= Data lines =
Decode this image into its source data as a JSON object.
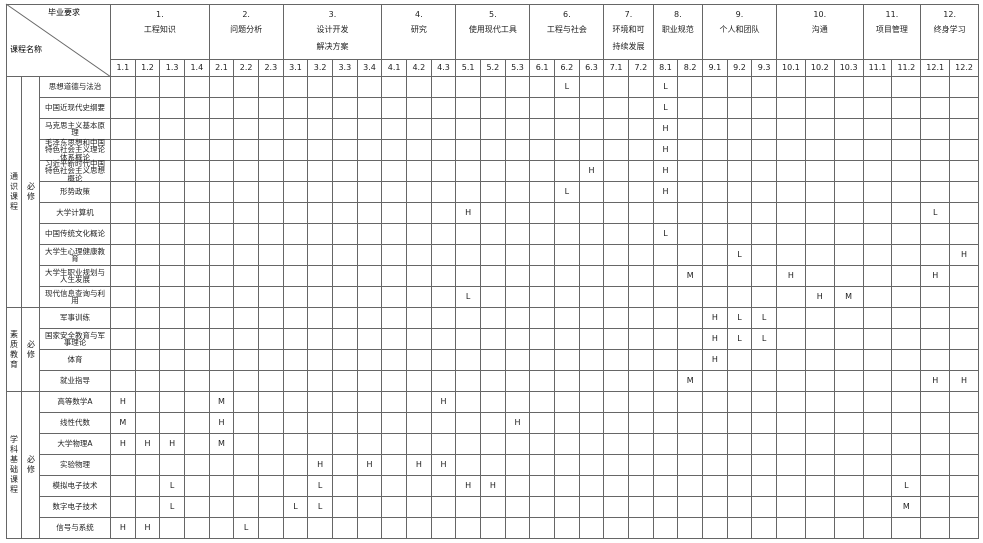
{
  "table": {
    "corner": {
      "top": "毕业要求",
      "bottom": "课程名称"
    },
    "groups": [
      {
        "number": "1.",
        "name": "工程知识",
        "subs": [
          "1.1",
          "1.2",
          "1.3",
          "1.4"
        ]
      },
      {
        "number": "2.",
        "name": "问题分析",
        "subs": [
          "2.1",
          "2.2",
          "2.3"
        ]
      },
      {
        "number": "3.",
        "name": "设计开发\n解决方案",
        "subs": [
          "3.1",
          "3.2",
          "3.3",
          "3.4"
        ]
      },
      {
        "number": "4.",
        "name": "研究",
        "subs": [
          "4.1",
          "4.2",
          "4.3"
        ]
      },
      {
        "number": "5.",
        "name": "使用现代工具",
        "subs": [
          "5.1",
          "5.2",
          "5.3"
        ]
      },
      {
        "number": "6.",
        "name": "工程与社会",
        "subs": [
          "6.1",
          "6.2",
          "6.3"
        ]
      },
      {
        "number": "7.",
        "name": "环境和可\n持续发展",
        "subs": [
          "7.1",
          "7.2"
        ]
      },
      {
        "number": "8.",
        "name": "职业规范",
        "subs": [
          "8.1",
          "8.2"
        ]
      },
      {
        "number": "9.",
        "name": "个人和团队",
        "subs": [
          "9.1",
          "9.2",
          "9.3"
        ]
      },
      {
        "number": "10.",
        "name": "沟通",
        "subs": [
          "10.1",
          "10.2",
          "10.3"
        ]
      },
      {
        "number": "11.",
        "name": "项目管理",
        "subs": [
          "11.1",
          "11.2"
        ]
      },
      {
        "number": "12.",
        "name": "终身学习",
        "subs": [
          "12.1",
          "12.2"
        ]
      }
    ],
    "sections": [
      {
        "name": "通识课程",
        "kind": "必修",
        "rows": [
          {
            "course": "思想道德与法治",
            "cells": [
              null,
              null,
              null,
              null,
              null,
              null,
              null,
              null,
              null,
              null,
              null,
              null,
              null,
              null,
              null,
              null,
              null,
              null,
              "L",
              null,
              null,
              null,
              "L",
              null,
              null,
              null,
              null,
              null,
              null,
              null,
              null,
              null,
              null,
              null
            ]
          },
          {
            "course": "中国近现代史纲要",
            "cells": [
              null,
              null,
              null,
              null,
              null,
              null,
              null,
              null,
              null,
              null,
              null,
              null,
              null,
              null,
              null,
              null,
              null,
              null,
              null,
              null,
              null,
              null,
              "L",
              null,
              null,
              null,
              null,
              null,
              null,
              null,
              null,
              null,
              null,
              null
            ]
          },
          {
            "course": "马克思主义基本原理",
            "cells": [
              null,
              null,
              null,
              null,
              null,
              null,
              null,
              null,
              null,
              null,
              null,
              null,
              null,
              null,
              null,
              null,
              null,
              null,
              null,
              null,
              null,
              null,
              "H",
              null,
              null,
              null,
              null,
              null,
              null,
              null,
              null,
              null,
              null,
              null
            ]
          },
          {
            "course": "毛泽东思想和中国特色社会主义理论体系概论",
            "cells": [
              null,
              null,
              null,
              null,
              null,
              null,
              null,
              null,
              null,
              null,
              null,
              null,
              null,
              null,
              null,
              null,
              null,
              null,
              null,
              null,
              null,
              null,
              "H",
              null,
              null,
              null,
              null,
              null,
              null,
              null,
              null,
              null,
              null,
              null
            ]
          },
          {
            "course": "习近平新时代中国特色社会主义思想概论",
            "cells": [
              null,
              null,
              null,
              null,
              null,
              null,
              null,
              null,
              null,
              null,
              null,
              null,
              null,
              null,
              null,
              null,
              null,
              null,
              null,
              "H",
              null,
              null,
              "H",
              null,
              null,
              null,
              null,
              null,
              null,
              null,
              null,
              null,
              null,
              null
            ]
          },
          {
            "course": "形势政策",
            "cells": [
              null,
              null,
              null,
              null,
              null,
              null,
              null,
              null,
              null,
              null,
              null,
              null,
              null,
              null,
              null,
              null,
              null,
              null,
              "L",
              null,
              null,
              null,
              "H",
              null,
              null,
              null,
              null,
              null,
              null,
              null,
              null,
              null,
              null,
              null
            ]
          },
          {
            "course": "大学计算机",
            "cells": [
              null,
              null,
              null,
              null,
              null,
              null,
              null,
              null,
              null,
              null,
              null,
              null,
              null,
              null,
              "H",
              null,
              null,
              null,
              null,
              null,
              null,
              null,
              null,
              null,
              null,
              null,
              null,
              null,
              null,
              null,
              null,
              null,
              "L",
              null
            ]
          },
          {
            "course": "中国传统文化概论",
            "cells": [
              null,
              null,
              null,
              null,
              null,
              null,
              null,
              null,
              null,
              null,
              null,
              null,
              null,
              null,
              null,
              null,
              null,
              null,
              null,
              null,
              null,
              null,
              "L",
              null,
              null,
              null,
              null,
              null,
              null,
              null,
              null,
              null,
              null,
              null
            ]
          },
          {
            "course": "大学生心理健康教育",
            "cells": [
              null,
              null,
              null,
              null,
              null,
              null,
              null,
              null,
              null,
              null,
              null,
              null,
              null,
              null,
              null,
              null,
              null,
              null,
              null,
              null,
              null,
              null,
              null,
              null,
              null,
              "L",
              null,
              null,
              null,
              null,
              null,
              null,
              null,
              "H"
            ]
          },
          {
            "course": "大学生职业规划与人生发展",
            "cells": [
              null,
              null,
              null,
              null,
              null,
              null,
              null,
              null,
              null,
              null,
              null,
              null,
              null,
              null,
              null,
              null,
              null,
              null,
              null,
              null,
              null,
              null,
              null,
              "M",
              null,
              null,
              null,
              "H",
              null,
              null,
              null,
              null,
              "H",
              null
            ]
          },
          {
            "course": "现代信息查询与利用",
            "cells": [
              null,
              null,
              null,
              null,
              null,
              null,
              null,
              null,
              null,
              null,
              null,
              null,
              null,
              null,
              "L",
              null,
              null,
              null,
              null,
              null,
              null,
              null,
              null,
              null,
              null,
              null,
              null,
              null,
              "H",
              "M",
              null,
              null,
              null,
              null
            ]
          }
        ]
      },
      {
        "name": "素质教育",
        "kind": "必修",
        "rows": [
          {
            "course": "军事训练",
            "cells": [
              null,
              null,
              null,
              null,
              null,
              null,
              null,
              null,
              null,
              null,
              null,
              null,
              null,
              null,
              null,
              null,
              null,
              null,
              null,
              null,
              null,
              null,
              null,
              null,
              "H",
              "L",
              "L",
              null,
              null,
              null,
              null,
              null,
              null,
              null
            ]
          },
          {
            "course": "国家安全教育与军事理论",
            "cells": [
              null,
              null,
              null,
              null,
              null,
              null,
              null,
              null,
              null,
              null,
              null,
              null,
              null,
              null,
              null,
              null,
              null,
              null,
              null,
              null,
              null,
              null,
              null,
              null,
              "H",
              "L",
              "L",
              null,
              null,
              null,
              null,
              null,
              null,
              null
            ]
          },
          {
            "course": "体育",
            "cells": [
              null,
              null,
              null,
              null,
              null,
              null,
              null,
              null,
              null,
              null,
              null,
              null,
              null,
              null,
              null,
              null,
              null,
              null,
              null,
              null,
              null,
              null,
              null,
              null,
              "H",
              null,
              null,
              null,
              null,
              null,
              null,
              null,
              null,
              null
            ]
          },
          {
            "course": "就业指导",
            "cells": [
              null,
              null,
              null,
              null,
              null,
              null,
              null,
              null,
              null,
              null,
              null,
              null,
              null,
              null,
              null,
              null,
              null,
              null,
              null,
              null,
              null,
              null,
              null,
              "M",
              null,
              null,
              null,
              null,
              null,
              null,
              null,
              null,
              "H",
              "H"
            ]
          }
        ]
      },
      {
        "name": "学科基础课程",
        "kind": "必修",
        "rows": [
          {
            "course": "高等数学A",
            "cells": [
              "H",
              null,
              null,
              null,
              "M",
              null,
              null,
              null,
              null,
              null,
              null,
              null,
              null,
              "H",
              null,
              null,
              null,
              null,
              null,
              null,
              null,
              null,
              null,
              null,
              null,
              null,
              null,
              null,
              null,
              null,
              null,
              null,
              null,
              null
            ]
          },
          {
            "course": "线性代数",
            "cells": [
              "M",
              null,
              null,
              null,
              "H",
              null,
              null,
              null,
              null,
              null,
              null,
              null,
              null,
              null,
              null,
              null,
              "H",
              null,
              null,
              null,
              null,
              null,
              null,
              null,
              null,
              null,
              null,
              null,
              null,
              null,
              null,
              null,
              null,
              null
            ]
          },
          {
            "course": "大学物理A",
            "cells": [
              "H",
              "H",
              "H",
              null,
              "M",
              null,
              null,
              null,
              null,
              null,
              null,
              null,
              null,
              null,
              null,
              null,
              null,
              null,
              null,
              null,
              null,
              null,
              null,
              null,
              null,
              null,
              null,
              null,
              null,
              null,
              null,
              null,
              null,
              null
            ]
          },
          {
            "course": "实验物理",
            "cells": [
              null,
              null,
              null,
              null,
              null,
              null,
              null,
              null,
              "H",
              null,
              "H",
              null,
              "H",
              "H",
              null,
              null,
              null,
              null,
              null,
              null,
              null,
              null,
              null,
              null,
              null,
              null,
              null,
              null,
              null,
              null,
              null,
              null,
              null,
              null
            ]
          },
          {
            "course": "模拟电子技术",
            "cells": [
              null,
              null,
              "L",
              null,
              null,
              null,
              null,
              null,
              "L",
              null,
              null,
              null,
              null,
              null,
              "H",
              "H",
              null,
              null,
              null,
              null,
              null,
              null,
              null,
              null,
              null,
              null,
              null,
              null,
              null,
              null,
              null,
              "L",
              null,
              null
            ]
          },
          {
            "course": "数字电子技术",
            "cells": [
              null,
              null,
              "L",
              null,
              null,
              null,
              null,
              "L",
              "L",
              null,
              null,
              null,
              null,
              null,
              null,
              null,
              null,
              null,
              null,
              null,
              null,
              null,
              null,
              null,
              null,
              null,
              null,
              null,
              null,
              null,
              null,
              "M",
              null,
              null
            ]
          },
          {
            "course": "信号与系统",
            "cells": [
              "H",
              "H",
              null,
              null,
              null,
              "L",
              null,
              null,
              null,
              null,
              null,
              null,
              null,
              null,
              null,
              null,
              null,
              null,
              null,
              null,
              null,
              null,
              null,
              null,
              null,
              null,
              null,
              null,
              null,
              null,
              null,
              null,
              null,
              null
            ]
          }
        ]
      }
    ]
  }
}
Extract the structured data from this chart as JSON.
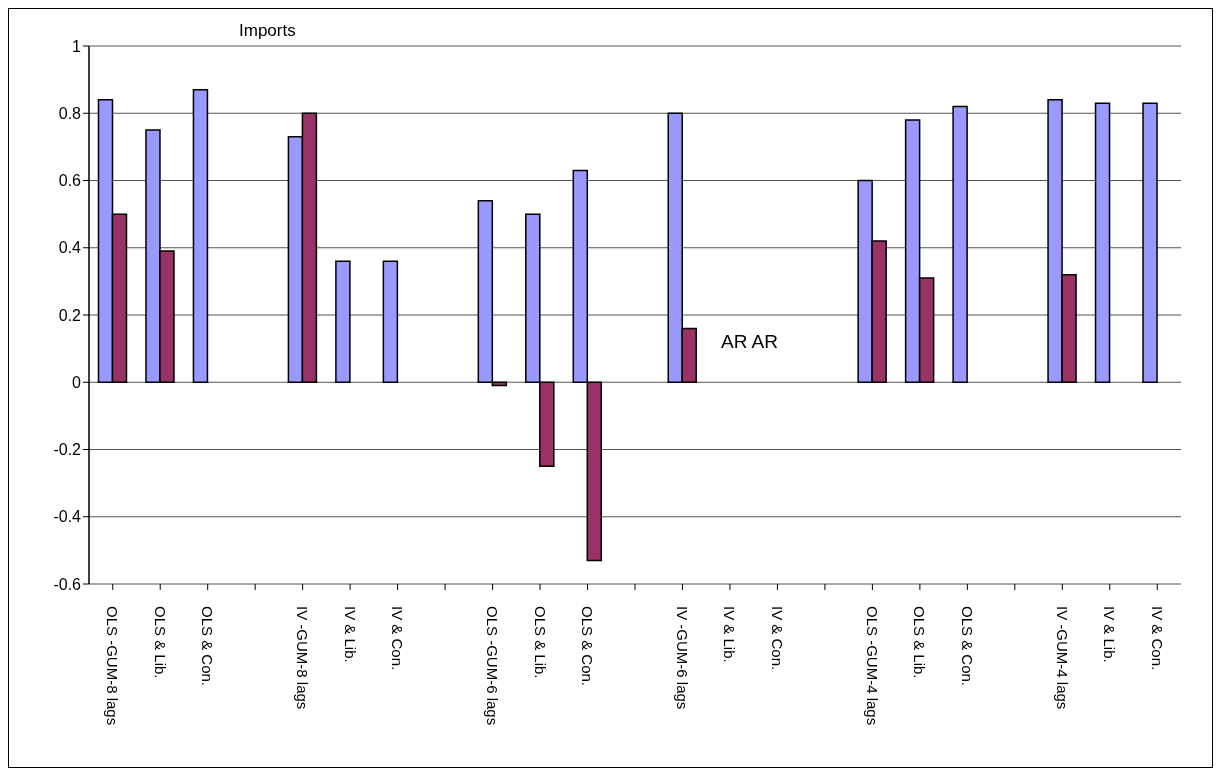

= Exercise =
Where does the word "JSON" appear? Return each line that holds it.

= Result of the task =
Decode this image into its source data as a JSON object.
Extract the structured data from this chart as JSON.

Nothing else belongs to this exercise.